The task
Pull out every line from the listing that has the word "rumore".

§

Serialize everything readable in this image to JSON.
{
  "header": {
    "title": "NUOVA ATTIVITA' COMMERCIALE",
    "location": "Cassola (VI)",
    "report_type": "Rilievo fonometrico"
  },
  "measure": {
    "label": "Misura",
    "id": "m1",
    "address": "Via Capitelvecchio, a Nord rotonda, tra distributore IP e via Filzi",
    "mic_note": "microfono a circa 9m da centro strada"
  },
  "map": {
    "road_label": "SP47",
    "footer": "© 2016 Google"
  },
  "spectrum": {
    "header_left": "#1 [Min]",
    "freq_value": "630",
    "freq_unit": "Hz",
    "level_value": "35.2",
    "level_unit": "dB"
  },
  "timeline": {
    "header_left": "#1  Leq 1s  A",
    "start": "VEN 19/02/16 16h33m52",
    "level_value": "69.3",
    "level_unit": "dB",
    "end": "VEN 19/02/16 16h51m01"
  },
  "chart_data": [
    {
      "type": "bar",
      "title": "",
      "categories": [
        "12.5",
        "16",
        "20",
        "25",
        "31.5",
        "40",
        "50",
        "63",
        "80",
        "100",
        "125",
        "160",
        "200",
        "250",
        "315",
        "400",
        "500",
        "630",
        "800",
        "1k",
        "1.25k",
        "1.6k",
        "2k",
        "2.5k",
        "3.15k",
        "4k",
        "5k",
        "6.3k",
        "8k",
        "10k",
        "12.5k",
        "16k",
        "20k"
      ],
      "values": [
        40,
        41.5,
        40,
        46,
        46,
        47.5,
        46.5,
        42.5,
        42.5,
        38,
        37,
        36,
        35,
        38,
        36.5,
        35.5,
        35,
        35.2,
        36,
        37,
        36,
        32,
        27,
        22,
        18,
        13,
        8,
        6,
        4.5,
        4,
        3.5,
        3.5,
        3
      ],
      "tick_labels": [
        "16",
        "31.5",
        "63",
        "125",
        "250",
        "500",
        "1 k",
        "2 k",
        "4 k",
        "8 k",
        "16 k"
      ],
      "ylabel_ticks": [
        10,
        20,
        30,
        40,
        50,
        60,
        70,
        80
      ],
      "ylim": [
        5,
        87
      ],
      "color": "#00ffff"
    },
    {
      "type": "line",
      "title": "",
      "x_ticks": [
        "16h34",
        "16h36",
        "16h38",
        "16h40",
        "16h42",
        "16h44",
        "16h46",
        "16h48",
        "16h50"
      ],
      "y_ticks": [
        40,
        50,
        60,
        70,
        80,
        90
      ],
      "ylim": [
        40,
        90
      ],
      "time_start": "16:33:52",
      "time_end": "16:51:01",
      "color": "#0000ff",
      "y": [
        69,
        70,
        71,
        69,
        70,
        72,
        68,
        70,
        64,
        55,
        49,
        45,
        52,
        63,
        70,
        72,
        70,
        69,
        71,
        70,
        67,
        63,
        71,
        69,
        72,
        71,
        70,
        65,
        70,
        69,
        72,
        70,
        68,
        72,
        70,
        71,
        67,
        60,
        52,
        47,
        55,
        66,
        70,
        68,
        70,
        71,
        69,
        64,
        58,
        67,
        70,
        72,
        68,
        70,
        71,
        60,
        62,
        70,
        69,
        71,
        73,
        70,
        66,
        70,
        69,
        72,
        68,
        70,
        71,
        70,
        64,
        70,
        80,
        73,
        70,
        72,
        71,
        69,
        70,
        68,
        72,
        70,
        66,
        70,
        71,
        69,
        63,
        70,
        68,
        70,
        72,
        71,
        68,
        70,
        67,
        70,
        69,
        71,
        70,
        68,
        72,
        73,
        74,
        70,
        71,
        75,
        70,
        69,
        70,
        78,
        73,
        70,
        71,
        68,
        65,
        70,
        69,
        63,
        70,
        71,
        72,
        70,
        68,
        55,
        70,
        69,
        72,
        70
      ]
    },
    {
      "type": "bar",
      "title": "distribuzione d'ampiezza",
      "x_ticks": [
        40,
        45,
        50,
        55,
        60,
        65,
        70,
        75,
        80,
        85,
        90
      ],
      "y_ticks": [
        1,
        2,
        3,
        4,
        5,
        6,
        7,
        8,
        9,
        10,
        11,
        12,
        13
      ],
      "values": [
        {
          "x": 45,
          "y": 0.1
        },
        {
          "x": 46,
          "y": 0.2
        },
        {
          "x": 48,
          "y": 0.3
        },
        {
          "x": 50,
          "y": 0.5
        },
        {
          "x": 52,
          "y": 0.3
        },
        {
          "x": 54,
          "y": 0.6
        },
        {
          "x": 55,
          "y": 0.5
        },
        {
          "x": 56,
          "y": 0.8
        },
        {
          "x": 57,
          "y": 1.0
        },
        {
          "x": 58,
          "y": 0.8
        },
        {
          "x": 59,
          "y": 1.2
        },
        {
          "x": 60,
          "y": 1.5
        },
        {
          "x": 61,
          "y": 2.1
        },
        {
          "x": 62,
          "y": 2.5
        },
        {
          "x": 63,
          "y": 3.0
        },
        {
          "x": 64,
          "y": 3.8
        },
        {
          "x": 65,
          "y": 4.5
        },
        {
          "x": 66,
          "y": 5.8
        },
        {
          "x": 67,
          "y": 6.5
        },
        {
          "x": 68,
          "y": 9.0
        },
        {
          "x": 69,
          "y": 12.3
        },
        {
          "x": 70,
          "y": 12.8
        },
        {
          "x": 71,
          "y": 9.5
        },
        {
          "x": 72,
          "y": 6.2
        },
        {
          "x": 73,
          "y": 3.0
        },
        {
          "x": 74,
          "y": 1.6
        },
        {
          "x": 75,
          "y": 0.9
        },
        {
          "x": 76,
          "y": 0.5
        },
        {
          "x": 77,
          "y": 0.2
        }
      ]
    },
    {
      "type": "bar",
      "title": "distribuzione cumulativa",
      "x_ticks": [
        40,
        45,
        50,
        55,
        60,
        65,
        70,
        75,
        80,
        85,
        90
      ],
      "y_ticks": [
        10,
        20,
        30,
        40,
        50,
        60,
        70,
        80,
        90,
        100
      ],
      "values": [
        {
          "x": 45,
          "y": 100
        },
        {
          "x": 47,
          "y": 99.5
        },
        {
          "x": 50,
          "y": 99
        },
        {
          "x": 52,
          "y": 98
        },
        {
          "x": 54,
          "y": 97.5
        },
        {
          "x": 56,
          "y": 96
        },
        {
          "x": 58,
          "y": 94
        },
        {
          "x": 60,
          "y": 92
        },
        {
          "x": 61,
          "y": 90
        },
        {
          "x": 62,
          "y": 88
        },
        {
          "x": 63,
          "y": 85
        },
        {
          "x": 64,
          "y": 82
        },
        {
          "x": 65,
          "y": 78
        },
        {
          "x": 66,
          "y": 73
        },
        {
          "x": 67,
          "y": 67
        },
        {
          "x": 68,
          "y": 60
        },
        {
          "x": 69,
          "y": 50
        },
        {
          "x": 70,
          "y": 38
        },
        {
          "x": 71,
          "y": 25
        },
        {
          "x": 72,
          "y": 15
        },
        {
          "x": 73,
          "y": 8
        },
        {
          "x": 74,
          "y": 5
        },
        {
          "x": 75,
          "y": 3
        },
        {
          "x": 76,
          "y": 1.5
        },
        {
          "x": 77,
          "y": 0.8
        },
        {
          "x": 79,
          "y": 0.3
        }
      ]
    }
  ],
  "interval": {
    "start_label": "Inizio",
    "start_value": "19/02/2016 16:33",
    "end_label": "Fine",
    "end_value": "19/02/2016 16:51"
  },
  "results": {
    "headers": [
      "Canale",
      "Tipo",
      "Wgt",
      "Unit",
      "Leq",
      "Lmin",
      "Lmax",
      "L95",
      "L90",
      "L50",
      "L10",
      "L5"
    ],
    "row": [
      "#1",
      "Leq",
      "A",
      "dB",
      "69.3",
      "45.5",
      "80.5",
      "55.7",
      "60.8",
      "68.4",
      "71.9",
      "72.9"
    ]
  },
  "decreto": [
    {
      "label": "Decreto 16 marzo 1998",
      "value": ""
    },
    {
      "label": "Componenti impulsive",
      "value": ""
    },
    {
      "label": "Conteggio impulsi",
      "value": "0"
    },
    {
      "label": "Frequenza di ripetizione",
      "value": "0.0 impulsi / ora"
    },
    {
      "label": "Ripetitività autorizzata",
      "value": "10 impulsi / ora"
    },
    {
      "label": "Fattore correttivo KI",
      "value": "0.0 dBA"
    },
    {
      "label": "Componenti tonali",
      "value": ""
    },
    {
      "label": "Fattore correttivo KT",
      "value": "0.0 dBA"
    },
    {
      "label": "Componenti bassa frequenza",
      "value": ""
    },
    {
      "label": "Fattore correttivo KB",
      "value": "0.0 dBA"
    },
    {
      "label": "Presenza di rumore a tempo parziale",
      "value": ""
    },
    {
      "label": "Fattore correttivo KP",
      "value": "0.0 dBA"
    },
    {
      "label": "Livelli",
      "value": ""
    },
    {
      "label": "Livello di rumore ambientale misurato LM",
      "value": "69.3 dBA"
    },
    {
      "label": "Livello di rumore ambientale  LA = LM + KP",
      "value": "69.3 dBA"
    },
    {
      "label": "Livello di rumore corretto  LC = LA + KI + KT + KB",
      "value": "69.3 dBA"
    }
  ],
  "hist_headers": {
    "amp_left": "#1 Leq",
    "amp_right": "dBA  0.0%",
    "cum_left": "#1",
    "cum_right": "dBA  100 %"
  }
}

§

Task solution
      "label": "Presenza di rumore a tempo parziale",
      "label": "Livello di rumore ambientale misurato LM",
      "label": "Livello di rumore ambientale  LA = LM + KP",
      "label": "Livello di rumore corretto  LC = LA + KI + KT + KB",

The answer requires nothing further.